◆ WHAT TO WORK ON:
Filter the listing below, copying every line in which the word "JSON" appears.

◆ INPUT RECORDS:
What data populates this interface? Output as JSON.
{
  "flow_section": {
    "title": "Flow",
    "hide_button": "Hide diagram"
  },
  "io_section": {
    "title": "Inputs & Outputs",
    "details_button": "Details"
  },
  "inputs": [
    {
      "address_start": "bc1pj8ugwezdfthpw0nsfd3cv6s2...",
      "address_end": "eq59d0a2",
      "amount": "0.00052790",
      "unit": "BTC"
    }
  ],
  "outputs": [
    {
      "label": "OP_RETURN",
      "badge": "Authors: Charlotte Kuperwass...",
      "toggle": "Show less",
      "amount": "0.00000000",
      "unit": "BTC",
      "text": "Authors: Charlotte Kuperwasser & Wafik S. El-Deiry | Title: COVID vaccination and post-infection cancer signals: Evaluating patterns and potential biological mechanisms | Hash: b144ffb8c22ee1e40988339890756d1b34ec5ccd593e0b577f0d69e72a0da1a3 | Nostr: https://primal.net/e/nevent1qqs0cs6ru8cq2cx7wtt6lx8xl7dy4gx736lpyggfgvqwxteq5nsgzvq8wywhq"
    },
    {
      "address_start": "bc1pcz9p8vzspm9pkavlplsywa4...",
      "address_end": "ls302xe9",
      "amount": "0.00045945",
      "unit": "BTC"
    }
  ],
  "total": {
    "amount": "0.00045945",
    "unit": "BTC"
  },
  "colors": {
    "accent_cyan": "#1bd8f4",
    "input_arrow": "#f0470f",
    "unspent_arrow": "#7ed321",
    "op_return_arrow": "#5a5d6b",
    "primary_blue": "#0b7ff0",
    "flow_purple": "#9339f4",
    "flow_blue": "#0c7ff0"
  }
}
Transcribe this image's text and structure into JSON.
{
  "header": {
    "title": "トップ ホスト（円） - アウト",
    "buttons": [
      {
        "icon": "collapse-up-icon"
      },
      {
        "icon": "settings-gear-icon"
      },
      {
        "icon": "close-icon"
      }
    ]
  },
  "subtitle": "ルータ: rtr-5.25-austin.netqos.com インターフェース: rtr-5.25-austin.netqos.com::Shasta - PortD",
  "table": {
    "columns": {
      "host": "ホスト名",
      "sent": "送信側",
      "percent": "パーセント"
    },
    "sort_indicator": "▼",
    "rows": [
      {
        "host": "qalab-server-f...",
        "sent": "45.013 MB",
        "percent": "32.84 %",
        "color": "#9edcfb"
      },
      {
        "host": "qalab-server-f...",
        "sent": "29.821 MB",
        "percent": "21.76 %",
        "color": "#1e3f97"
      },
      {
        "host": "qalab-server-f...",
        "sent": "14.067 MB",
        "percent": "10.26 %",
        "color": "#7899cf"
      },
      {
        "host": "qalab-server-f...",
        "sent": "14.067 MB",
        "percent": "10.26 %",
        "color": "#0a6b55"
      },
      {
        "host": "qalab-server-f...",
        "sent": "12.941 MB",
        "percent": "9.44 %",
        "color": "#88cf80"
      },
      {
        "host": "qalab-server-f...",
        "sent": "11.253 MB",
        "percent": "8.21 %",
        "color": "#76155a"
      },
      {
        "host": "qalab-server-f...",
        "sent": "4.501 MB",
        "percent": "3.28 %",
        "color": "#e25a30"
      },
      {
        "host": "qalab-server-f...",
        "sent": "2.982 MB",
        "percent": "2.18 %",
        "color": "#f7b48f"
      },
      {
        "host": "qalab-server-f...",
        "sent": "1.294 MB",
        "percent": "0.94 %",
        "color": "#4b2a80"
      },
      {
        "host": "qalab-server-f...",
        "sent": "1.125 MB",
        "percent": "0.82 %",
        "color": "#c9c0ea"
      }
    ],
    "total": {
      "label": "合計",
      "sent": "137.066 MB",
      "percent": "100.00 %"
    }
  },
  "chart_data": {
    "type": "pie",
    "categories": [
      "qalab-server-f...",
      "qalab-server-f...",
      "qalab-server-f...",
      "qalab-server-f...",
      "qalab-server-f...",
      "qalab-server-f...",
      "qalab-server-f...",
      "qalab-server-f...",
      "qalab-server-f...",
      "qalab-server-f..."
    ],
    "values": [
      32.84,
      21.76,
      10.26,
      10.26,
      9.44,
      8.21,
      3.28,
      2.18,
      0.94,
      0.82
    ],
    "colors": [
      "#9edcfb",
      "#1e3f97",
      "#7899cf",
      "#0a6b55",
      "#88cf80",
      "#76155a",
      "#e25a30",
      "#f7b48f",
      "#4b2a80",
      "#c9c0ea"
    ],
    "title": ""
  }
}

◆ RESPONSE TO THIS TASK:
What data populates this interface? Output as JSON.
Transcribe this image's text and structure into JSON.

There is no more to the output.